- PROBLEM REQUIREMENTS:
Look through the listing and locate every line containing the word "this"; copy those lines.

● ● ● ●

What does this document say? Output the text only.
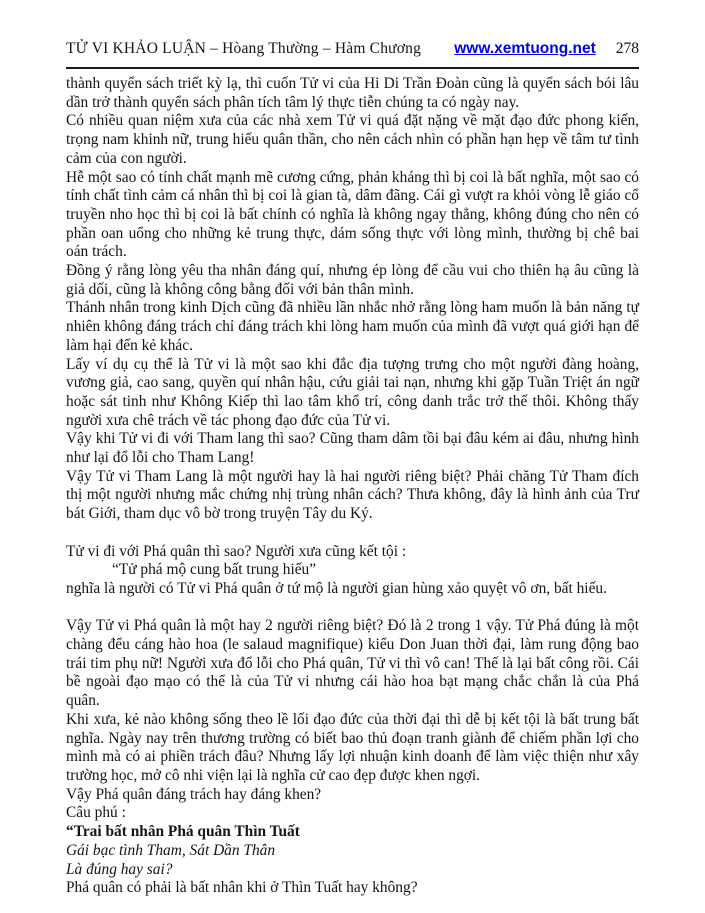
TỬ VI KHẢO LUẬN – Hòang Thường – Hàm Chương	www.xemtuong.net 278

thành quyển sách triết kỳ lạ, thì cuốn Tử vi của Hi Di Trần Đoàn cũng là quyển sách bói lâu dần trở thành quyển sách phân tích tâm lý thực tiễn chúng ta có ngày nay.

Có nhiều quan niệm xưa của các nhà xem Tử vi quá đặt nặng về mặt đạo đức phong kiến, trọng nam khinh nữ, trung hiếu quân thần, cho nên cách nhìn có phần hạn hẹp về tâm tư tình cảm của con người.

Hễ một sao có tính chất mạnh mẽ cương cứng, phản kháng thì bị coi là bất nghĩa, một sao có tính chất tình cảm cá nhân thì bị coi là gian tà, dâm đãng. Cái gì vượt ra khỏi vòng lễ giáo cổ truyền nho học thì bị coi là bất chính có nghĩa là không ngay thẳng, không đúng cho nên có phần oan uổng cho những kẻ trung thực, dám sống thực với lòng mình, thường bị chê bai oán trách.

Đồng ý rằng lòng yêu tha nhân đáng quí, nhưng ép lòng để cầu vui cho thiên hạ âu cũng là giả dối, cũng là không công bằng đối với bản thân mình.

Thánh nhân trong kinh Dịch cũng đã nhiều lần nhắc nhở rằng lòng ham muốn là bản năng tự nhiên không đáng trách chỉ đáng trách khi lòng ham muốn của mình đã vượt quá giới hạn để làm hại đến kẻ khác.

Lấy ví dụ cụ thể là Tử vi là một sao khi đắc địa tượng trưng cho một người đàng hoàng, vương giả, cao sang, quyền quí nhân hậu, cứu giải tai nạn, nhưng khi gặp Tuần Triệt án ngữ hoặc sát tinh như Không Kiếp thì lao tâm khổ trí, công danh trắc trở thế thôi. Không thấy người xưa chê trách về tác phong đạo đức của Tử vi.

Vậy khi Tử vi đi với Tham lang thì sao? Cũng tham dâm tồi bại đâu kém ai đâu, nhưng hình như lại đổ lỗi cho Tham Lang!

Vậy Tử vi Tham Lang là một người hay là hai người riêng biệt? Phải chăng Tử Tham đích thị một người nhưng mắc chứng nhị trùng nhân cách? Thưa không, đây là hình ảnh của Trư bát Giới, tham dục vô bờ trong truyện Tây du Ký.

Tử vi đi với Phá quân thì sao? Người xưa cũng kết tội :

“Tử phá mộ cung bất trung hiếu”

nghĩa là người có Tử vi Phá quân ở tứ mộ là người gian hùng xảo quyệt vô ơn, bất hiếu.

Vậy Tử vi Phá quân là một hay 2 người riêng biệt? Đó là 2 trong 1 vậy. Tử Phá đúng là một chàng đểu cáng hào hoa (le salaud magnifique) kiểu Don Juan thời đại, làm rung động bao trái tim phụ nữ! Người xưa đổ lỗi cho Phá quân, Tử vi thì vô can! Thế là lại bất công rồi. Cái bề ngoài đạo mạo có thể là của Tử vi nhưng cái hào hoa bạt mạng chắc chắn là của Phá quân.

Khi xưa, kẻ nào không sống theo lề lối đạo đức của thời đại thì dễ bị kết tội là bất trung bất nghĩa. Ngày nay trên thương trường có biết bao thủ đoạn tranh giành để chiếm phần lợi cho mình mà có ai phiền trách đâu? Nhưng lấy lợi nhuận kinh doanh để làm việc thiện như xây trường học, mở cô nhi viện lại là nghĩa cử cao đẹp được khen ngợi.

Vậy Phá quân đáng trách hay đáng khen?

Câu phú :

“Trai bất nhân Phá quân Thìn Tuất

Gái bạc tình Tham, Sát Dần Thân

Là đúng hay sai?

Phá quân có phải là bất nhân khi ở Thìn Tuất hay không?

● ● ● ●

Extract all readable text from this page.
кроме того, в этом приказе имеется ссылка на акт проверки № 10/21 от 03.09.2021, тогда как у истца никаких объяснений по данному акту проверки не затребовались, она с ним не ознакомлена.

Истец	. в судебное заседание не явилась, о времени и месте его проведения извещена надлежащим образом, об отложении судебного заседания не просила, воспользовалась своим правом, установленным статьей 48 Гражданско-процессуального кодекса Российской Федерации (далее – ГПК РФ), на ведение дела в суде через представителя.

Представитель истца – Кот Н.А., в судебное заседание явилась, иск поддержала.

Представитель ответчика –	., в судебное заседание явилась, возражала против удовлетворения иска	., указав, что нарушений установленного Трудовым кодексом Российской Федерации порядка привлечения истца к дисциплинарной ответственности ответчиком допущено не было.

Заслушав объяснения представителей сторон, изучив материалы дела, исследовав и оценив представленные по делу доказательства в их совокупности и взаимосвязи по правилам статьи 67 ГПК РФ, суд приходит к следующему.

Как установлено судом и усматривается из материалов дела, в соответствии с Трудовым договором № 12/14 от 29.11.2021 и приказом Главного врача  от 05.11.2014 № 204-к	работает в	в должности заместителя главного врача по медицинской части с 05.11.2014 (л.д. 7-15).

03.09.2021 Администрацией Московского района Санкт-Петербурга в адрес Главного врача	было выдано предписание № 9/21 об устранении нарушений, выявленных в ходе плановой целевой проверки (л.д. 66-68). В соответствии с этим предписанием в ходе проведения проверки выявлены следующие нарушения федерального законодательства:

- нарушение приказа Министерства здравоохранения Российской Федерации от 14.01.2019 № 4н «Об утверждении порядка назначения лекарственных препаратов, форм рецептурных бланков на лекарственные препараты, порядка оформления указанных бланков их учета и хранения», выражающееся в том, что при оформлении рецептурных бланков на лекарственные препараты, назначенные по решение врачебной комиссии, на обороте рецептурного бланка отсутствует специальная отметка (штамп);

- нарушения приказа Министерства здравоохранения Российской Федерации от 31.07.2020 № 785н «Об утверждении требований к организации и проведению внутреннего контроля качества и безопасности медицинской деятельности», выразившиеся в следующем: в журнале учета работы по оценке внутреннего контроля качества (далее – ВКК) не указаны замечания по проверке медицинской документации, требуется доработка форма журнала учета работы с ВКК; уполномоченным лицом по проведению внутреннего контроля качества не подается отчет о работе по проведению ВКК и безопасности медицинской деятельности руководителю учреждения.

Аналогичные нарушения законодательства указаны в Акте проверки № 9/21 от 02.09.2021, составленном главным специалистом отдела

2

● ● ● ●

- REPLY TO THE EXERCISE:
What does this document say? Output the text only.
Extract all readable text from this page.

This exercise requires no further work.